▸ **GIVEN REQUEST**
From the material below, list every line containing "Yearly".

▸ **MATERIAL PROVIDED**

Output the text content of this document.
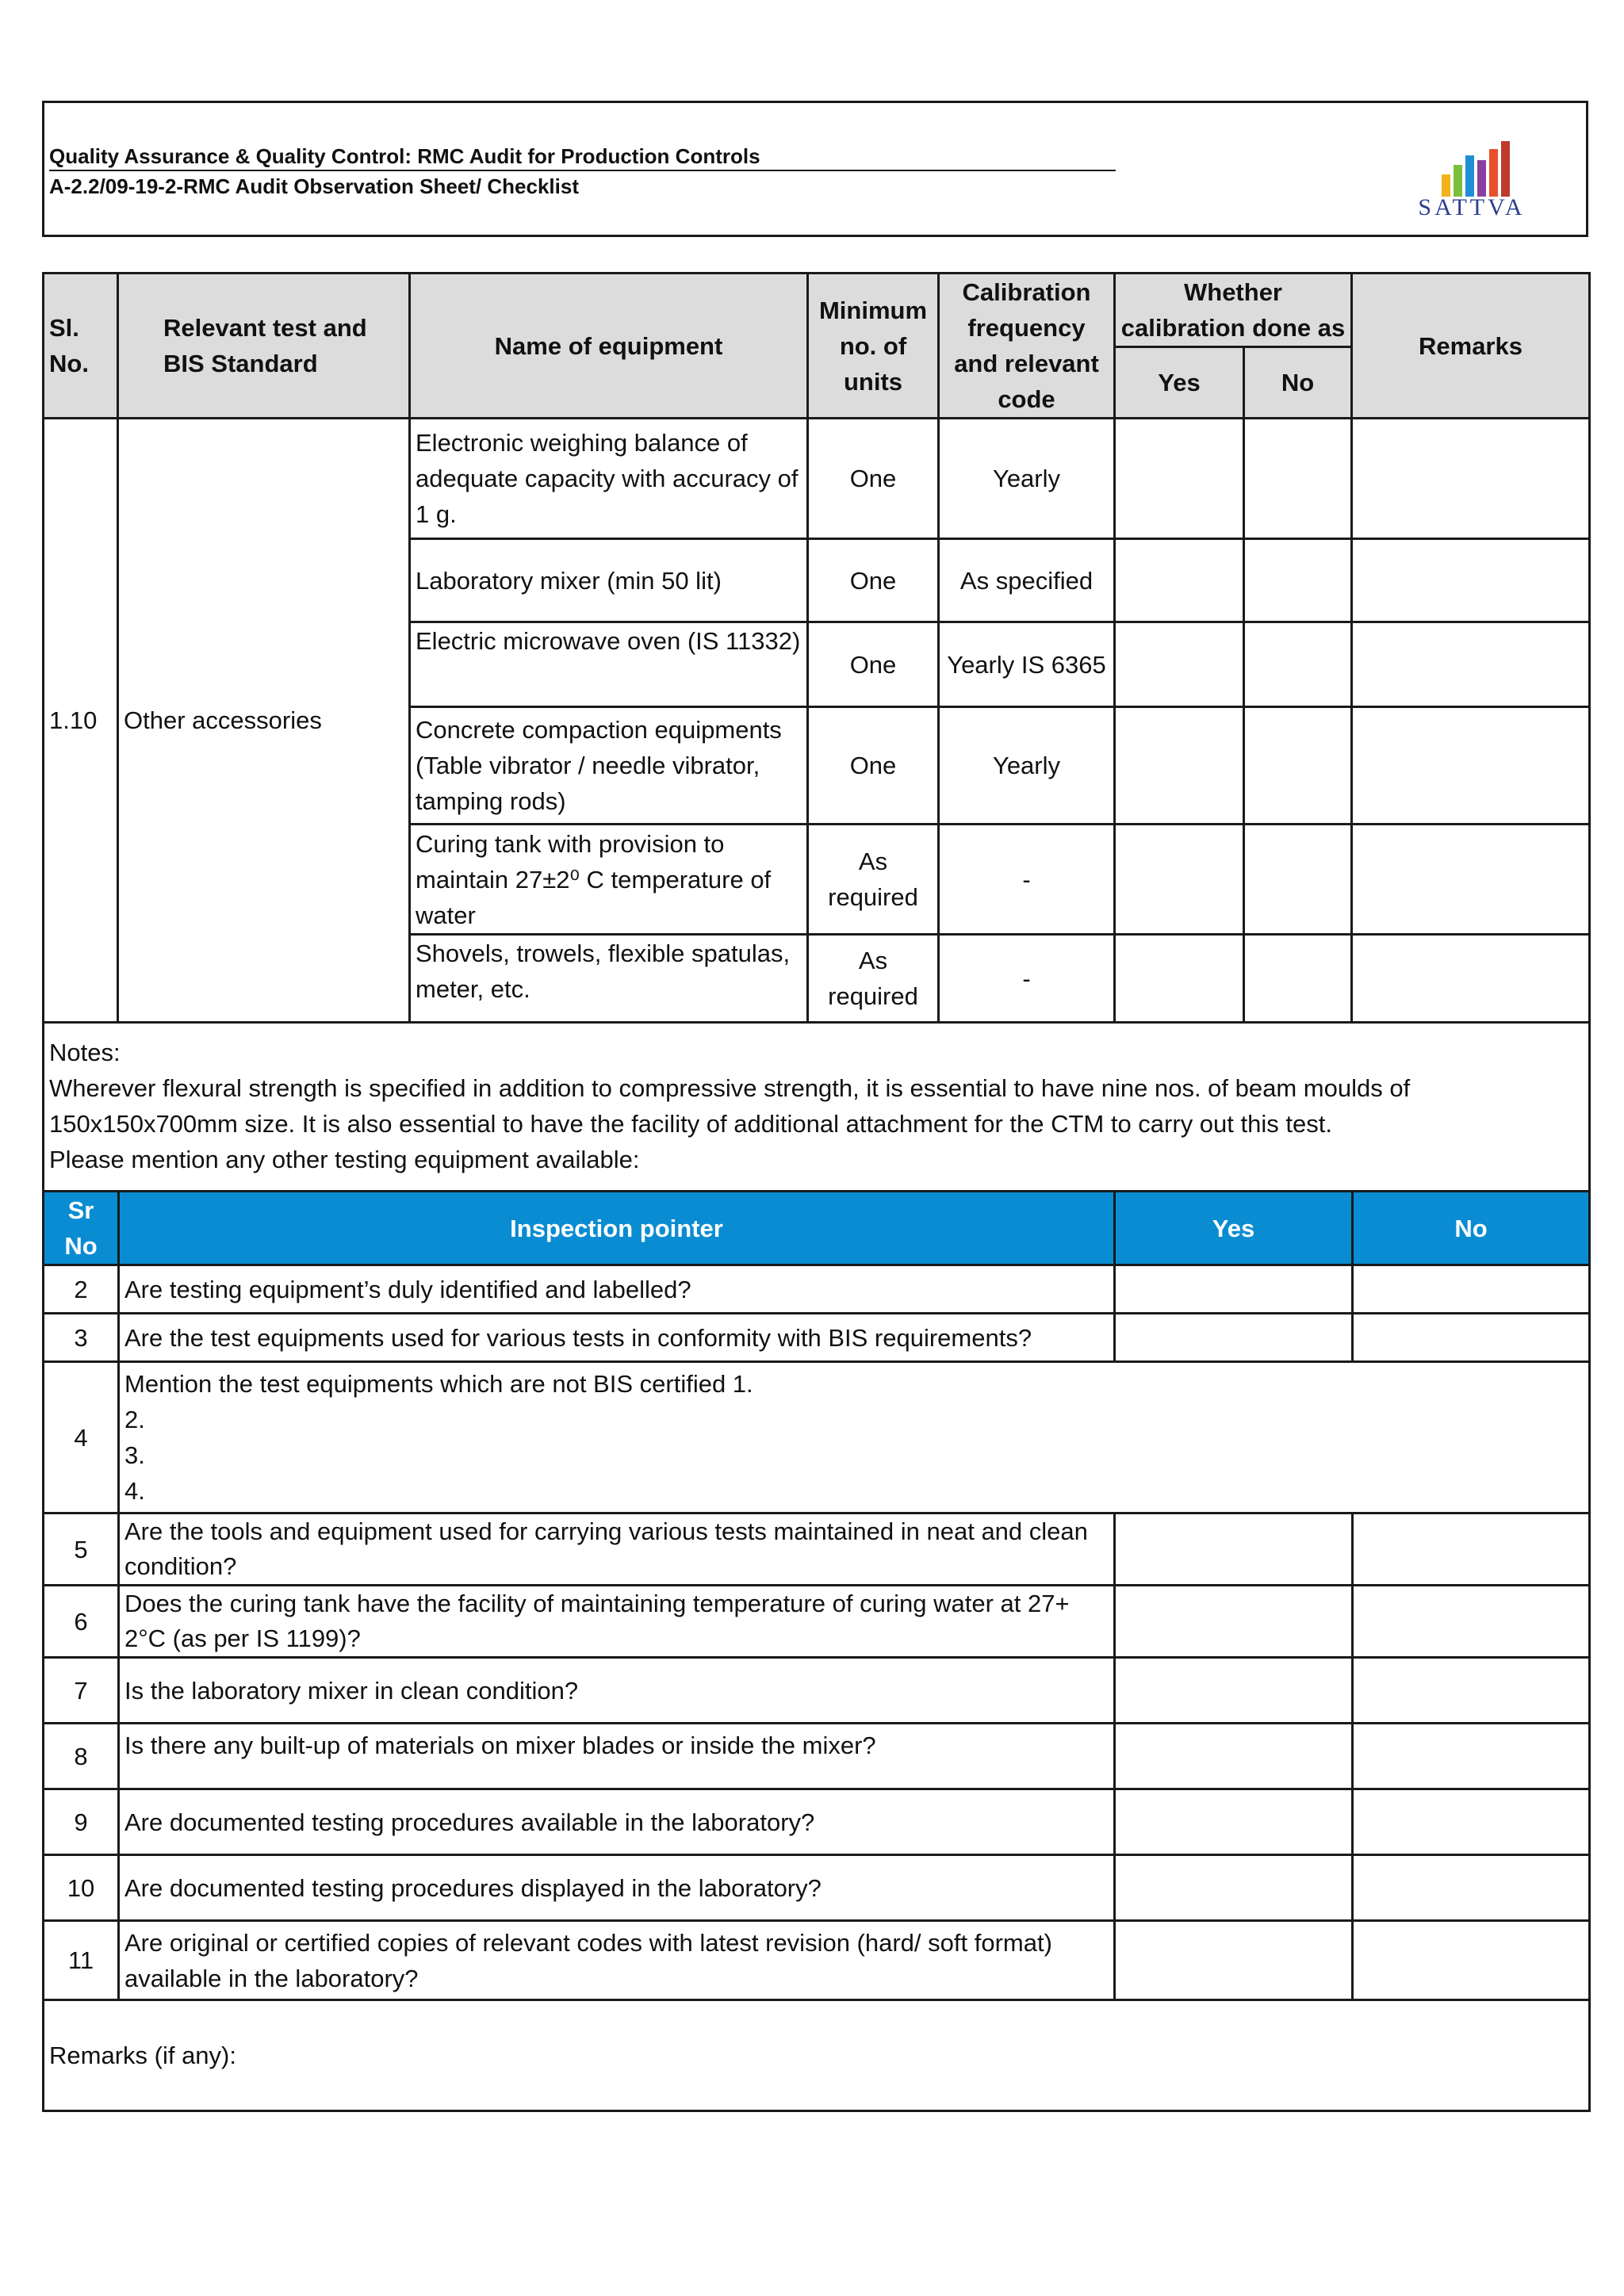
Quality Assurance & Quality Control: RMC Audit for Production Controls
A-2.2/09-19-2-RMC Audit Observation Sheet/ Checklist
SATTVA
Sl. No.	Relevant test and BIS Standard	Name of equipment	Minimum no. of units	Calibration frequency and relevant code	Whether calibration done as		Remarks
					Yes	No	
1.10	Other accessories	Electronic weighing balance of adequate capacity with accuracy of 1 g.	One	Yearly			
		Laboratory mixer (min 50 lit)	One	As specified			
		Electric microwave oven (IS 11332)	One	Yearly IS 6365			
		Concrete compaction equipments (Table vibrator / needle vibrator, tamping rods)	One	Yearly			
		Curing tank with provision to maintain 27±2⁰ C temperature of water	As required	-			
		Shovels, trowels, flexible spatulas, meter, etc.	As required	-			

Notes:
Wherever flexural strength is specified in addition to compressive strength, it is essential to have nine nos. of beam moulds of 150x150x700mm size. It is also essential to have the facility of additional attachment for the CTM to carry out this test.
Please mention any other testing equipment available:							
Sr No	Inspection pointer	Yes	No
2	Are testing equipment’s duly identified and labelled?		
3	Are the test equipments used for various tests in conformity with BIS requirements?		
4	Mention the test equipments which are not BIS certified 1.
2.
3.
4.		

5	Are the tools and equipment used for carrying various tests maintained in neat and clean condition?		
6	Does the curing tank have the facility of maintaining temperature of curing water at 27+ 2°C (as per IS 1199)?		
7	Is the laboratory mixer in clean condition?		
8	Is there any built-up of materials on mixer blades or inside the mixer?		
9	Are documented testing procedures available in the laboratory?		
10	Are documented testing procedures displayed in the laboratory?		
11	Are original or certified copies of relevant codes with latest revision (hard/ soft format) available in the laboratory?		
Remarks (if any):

...

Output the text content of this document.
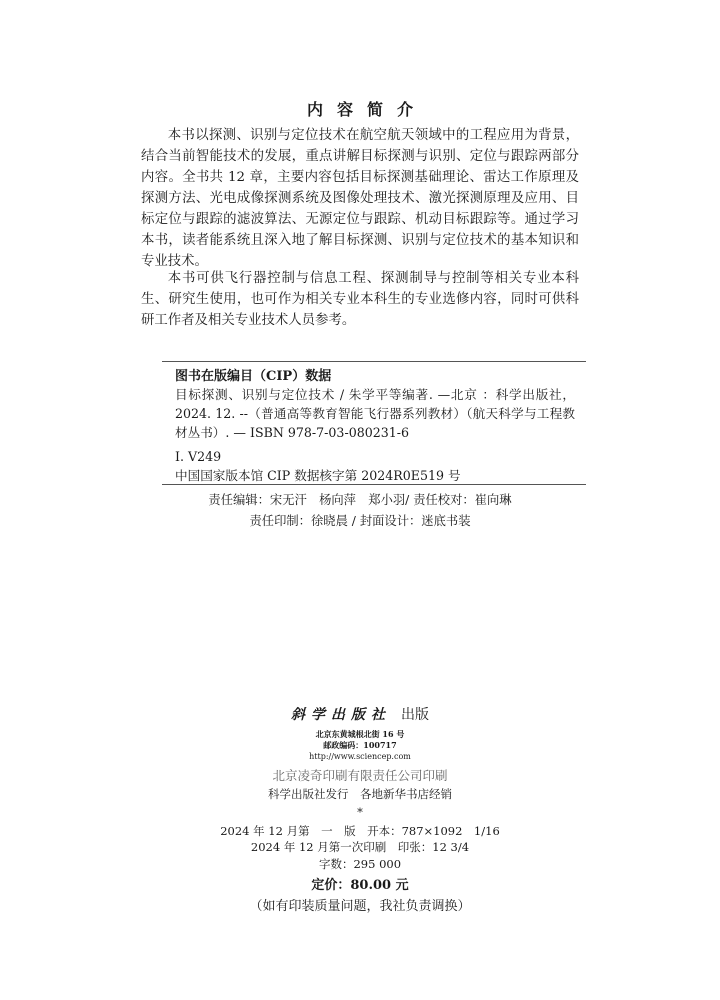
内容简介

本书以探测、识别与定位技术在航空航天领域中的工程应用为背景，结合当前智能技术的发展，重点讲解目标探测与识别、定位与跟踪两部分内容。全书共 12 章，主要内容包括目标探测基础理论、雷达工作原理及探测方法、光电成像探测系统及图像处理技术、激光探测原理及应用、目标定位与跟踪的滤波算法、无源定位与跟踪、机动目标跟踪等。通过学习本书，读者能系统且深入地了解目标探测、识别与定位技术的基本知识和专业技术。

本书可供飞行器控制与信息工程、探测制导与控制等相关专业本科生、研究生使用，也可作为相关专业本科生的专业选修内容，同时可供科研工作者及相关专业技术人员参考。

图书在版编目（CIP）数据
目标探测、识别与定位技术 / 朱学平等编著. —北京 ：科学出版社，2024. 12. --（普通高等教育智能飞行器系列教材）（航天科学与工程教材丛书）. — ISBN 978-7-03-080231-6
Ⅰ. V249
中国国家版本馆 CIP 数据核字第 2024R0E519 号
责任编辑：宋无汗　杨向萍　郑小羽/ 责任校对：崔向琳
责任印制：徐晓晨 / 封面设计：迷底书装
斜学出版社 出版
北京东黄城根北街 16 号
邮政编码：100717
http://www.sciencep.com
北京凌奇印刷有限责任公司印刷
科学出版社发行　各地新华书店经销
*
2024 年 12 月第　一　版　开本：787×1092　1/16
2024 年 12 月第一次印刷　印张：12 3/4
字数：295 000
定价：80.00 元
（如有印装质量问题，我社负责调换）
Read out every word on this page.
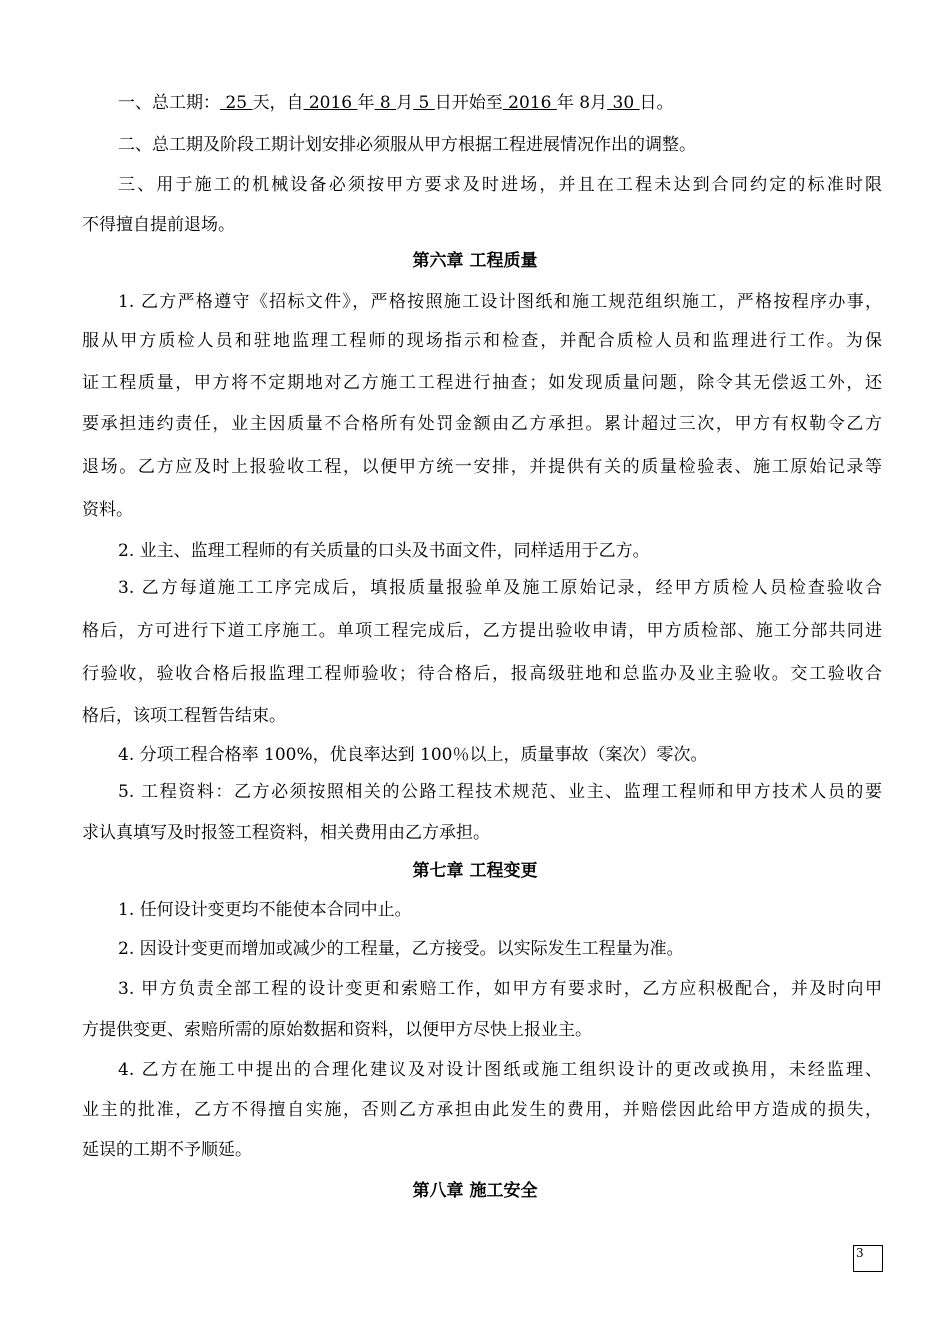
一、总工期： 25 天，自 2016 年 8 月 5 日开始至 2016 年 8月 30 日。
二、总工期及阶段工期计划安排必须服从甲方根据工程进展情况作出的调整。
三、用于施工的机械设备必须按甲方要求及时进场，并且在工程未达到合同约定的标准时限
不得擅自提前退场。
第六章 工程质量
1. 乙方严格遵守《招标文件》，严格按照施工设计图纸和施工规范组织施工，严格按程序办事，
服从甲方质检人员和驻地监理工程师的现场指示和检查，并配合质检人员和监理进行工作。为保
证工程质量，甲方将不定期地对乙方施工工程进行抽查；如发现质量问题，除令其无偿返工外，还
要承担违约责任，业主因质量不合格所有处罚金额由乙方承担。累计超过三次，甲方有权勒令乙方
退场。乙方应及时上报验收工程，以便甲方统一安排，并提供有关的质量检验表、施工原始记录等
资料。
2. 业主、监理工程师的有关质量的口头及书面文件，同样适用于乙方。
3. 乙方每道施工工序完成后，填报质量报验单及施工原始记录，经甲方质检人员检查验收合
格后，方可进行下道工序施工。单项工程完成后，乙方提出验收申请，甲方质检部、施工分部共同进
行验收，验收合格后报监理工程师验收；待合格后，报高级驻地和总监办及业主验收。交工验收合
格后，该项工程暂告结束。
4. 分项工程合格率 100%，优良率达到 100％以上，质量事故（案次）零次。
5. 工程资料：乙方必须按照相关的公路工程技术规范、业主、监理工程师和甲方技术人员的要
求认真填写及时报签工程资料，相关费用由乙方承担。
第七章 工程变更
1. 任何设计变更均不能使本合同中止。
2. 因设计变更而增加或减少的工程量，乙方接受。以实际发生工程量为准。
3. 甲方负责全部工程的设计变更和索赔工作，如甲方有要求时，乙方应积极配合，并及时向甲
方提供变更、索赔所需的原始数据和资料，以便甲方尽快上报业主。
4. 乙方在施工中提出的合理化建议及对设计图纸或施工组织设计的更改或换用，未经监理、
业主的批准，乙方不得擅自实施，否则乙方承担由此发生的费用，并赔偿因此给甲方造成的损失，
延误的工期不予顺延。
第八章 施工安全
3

▸ **COMPLETE OUTPUT**
1.10	Other accessories	Electronic weighing balance of adequate capacity with accuracy of 1 g.	One	Yearly			
		Electric microwave oven (IS 11332)	One	Yearly IS 6365			
		Concrete compaction equipments (Table vibrator / needle vibrator, tamping rods)	One	Yearly			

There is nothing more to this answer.